■ **Supplied information**
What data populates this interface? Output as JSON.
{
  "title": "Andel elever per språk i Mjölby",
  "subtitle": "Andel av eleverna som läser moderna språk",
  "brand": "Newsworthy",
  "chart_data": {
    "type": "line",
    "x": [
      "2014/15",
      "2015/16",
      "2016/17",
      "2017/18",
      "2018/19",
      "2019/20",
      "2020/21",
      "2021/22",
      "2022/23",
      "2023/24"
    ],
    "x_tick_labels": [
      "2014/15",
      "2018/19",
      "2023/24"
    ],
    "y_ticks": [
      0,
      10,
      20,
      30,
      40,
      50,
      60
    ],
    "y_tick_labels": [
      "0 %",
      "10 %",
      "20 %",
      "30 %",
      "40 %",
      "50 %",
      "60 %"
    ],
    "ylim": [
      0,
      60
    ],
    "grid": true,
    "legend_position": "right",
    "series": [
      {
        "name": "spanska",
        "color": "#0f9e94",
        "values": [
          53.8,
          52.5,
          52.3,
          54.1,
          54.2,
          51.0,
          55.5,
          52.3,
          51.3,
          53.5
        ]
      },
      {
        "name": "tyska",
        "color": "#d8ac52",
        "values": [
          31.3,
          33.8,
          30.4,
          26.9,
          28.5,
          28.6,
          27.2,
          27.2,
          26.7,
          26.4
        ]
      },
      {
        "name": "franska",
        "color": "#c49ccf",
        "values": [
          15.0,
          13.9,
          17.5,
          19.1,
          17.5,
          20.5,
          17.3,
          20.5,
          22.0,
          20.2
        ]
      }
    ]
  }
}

■ **Requirement**
From the data above, show each line that contains "name".

■ **The output**
        "name": "spanska",
        "name": "tyska",
        "name": "franska",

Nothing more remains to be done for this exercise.